Task statement:
Please write out the items again word for word, starting at their first line and ending with the line that contains "The vehicle 5 is at (176, 108).", including both of those lines.

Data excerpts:
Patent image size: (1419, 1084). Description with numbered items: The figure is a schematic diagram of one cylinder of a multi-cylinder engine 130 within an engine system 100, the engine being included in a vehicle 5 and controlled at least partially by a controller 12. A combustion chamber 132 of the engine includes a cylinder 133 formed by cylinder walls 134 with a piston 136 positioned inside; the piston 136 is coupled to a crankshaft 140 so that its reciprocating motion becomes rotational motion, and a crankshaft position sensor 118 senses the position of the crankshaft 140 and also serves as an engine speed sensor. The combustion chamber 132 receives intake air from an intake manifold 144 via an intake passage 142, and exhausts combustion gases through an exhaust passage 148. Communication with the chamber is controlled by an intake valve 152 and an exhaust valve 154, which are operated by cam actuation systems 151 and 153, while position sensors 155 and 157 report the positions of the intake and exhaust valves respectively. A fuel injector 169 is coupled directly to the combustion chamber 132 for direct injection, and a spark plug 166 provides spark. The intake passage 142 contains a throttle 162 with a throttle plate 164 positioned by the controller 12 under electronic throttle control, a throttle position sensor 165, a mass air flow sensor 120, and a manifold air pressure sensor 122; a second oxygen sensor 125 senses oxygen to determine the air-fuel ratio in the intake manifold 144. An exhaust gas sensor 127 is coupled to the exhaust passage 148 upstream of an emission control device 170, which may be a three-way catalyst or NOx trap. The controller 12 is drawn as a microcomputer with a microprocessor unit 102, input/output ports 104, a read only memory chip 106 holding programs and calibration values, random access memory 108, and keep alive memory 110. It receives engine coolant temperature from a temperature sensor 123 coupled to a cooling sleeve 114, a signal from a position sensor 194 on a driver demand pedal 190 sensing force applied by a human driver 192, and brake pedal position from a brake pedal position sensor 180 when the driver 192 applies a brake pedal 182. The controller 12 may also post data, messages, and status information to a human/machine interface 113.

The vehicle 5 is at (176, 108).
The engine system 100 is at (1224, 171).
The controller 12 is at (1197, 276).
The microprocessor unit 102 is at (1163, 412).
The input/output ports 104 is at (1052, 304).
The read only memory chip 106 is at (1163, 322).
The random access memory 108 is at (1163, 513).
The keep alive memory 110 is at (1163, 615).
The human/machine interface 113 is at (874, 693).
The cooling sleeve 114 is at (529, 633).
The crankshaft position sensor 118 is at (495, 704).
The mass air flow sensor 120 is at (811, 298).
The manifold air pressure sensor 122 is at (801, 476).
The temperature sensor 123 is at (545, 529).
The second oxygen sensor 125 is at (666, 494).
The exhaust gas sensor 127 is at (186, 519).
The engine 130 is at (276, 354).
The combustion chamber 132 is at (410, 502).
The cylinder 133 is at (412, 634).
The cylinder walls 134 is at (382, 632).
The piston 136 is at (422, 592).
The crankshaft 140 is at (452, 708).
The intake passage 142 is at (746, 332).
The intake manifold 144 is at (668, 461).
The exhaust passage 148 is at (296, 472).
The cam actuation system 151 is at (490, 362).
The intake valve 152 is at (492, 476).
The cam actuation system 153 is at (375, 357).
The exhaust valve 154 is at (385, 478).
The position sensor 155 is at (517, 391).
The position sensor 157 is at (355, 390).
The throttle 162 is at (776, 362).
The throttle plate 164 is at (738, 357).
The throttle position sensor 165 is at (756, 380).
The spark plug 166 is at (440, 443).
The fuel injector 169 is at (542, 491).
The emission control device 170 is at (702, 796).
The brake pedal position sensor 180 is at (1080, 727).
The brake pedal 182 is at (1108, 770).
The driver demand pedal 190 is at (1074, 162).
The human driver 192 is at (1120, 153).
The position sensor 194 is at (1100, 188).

Result of the exercise:
Patent image size: (1419, 1084). Description with numbered items: The figure is a schematic diagram of one cylinder of a multi-cylinder engine 130 within an engine system 100, the engine being included in a vehicle 5 and controlled at least partially by a controller 12. A combustion chamber 132 of the engine includes a cylinder 133 formed by cylinder walls 134 with a piston 136 positioned inside; the piston 136 is coupled to a crankshaft 140 so that its reciprocating motion becomes rotational motion, and a crankshaft position sensor 118 senses the position of the crankshaft 140 and also serves as an engine speed sensor. The combustion chamber 132 receives intake air from an intake manifold 144 via an intake passage 142, and exhausts combustion gases through an exhaust passage 148. Communication with the chamber is controlled by an intake valve 152 and an exhaust valve 154, which are operated by cam actuation systems 151 and 153, while position sensors 155 and 157 report the positions of the intake and exhaust valves respectively. A fuel injector 169 is coupled directly to the combustion chamber 132 for direct injection, and a spark plug 166 provides spark. The intake passage 142 contains a throttle 162 with a throttle plate 164 positioned by the controller 12 under electronic throttle control, a throttle position sensor 165, a mass air flow sensor 120, and a manifold air pressure sensor 122; a second oxygen sensor 125 senses oxygen to determine the air-fuel ratio in the intake manifold 144. An exhaust gas sensor 127 is coupled to the exhaust passage 148 upstream of an emission control device 170, which may be a three-way catalyst or NOx trap. The controller 12 is drawn as a microcomputer with a microprocessor unit 102, input/output ports 104, a read only memory chip 106 holding programs and calibration values, random access memory 108, and keep alive memory 110. It receives engine coolant temperature from a temperature sensor 123 coupled to a cooling sleeve 114, a signal from a position sensor 194 on a driver demand pedal 190 sensing force applied by a human driver 192, and brake pedal position from a brake pedal position sensor 180 when the driver 192 applies a brake pedal 182. The controller 12 may also post data, messages, and status information to a human/machine interface 113.

The vehicle 5 is at (176, 108).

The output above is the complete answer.